Quote the whole listing word for word, please.

:::

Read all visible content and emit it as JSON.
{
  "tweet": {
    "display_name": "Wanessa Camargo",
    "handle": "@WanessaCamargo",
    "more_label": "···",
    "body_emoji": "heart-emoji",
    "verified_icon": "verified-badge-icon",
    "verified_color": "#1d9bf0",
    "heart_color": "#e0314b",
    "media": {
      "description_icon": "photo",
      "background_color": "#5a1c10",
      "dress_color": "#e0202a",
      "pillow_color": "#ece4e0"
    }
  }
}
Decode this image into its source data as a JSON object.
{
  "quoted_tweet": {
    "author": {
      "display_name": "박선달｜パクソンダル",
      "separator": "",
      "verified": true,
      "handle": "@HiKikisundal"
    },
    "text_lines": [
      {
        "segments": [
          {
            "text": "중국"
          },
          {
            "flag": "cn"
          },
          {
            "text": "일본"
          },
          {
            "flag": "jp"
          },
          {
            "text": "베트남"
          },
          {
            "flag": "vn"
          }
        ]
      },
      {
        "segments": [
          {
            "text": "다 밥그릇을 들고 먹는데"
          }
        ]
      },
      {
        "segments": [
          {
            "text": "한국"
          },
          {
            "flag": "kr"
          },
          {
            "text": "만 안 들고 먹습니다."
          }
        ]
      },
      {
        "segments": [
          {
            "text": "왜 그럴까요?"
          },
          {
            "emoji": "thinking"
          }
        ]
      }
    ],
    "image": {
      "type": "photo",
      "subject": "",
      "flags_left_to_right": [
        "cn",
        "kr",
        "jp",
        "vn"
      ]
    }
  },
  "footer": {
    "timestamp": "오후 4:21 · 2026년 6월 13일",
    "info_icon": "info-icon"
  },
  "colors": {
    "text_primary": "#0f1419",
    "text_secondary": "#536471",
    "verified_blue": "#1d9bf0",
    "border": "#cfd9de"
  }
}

:::

Result:
Read all visible content and emit it as JSON.
{
  "tweet": {
    "display_name": "Wanessa Camargo",
    "handle": "@WanessaCamargo",
    "more_label": "···",
    "body_emoji": "heart-emoji",
    "verified_icon": "verified-badge-icon",
    "verified_color": "#1d9bf0",
    "heart_color": "#e0314b",
    "media": {
      "description_icon": "photo",
      "background_color": "#5a1c10",
      "dress_color": "#e0202a",
      "pillow_color": "#ece4e0"
    }
  }
}
Decode this image into its source data as a JSON object.
{
  "quoted_tweet": {
    "author": {
      "display_name": "박선달｜パクソンダル",
      "separator": "",
      "verified": true,
      "handle": "@HiKikisundal"
    },
    "text_lines": [
      {
        "segments": [
          {
            "text": "중국"
          },
          {
            "flag": "cn"
          },
          {
            "text": "일본"
          },
          {
            "flag": "jp"
          },
          {
            "text": "베트남"
          },
          {
            "flag": "vn"
          }
        ]
      },
      {
        "segments": [
          {
            "text": "다 밥그릇을 들고 먹는데"
          }
        ]
      },
      {
        "segments": [
          {
            "text": "한국"
          },
          {
            "flag": "kr"
          },
          {
            "text": "만 안 들고 먹습니다."
          }
        ]
      },
      {
        "segments": [
          {
            "text": "왜 그럴까요?"
          },
          {
            "emoji": "thinking"
          }
        ]
      }
    ],
    "image": {
      "type": "photo",
      "subject": "",
      "flags_left_to_right": [
        "cn",
        "kr",
        "jp",
        "vn"
      ]
    }
  },
  "footer": {
    "timestamp": "오후 4:21 · 2026년 6월 13일",
    "info_icon": "info-icon"
  },
  "colors": {
    "text_primary": "#0f1419",
    "text_secondary": "#536471",
    "verified_blue": "#1d9bf0",
    "border": "#cfd9de"
  }
}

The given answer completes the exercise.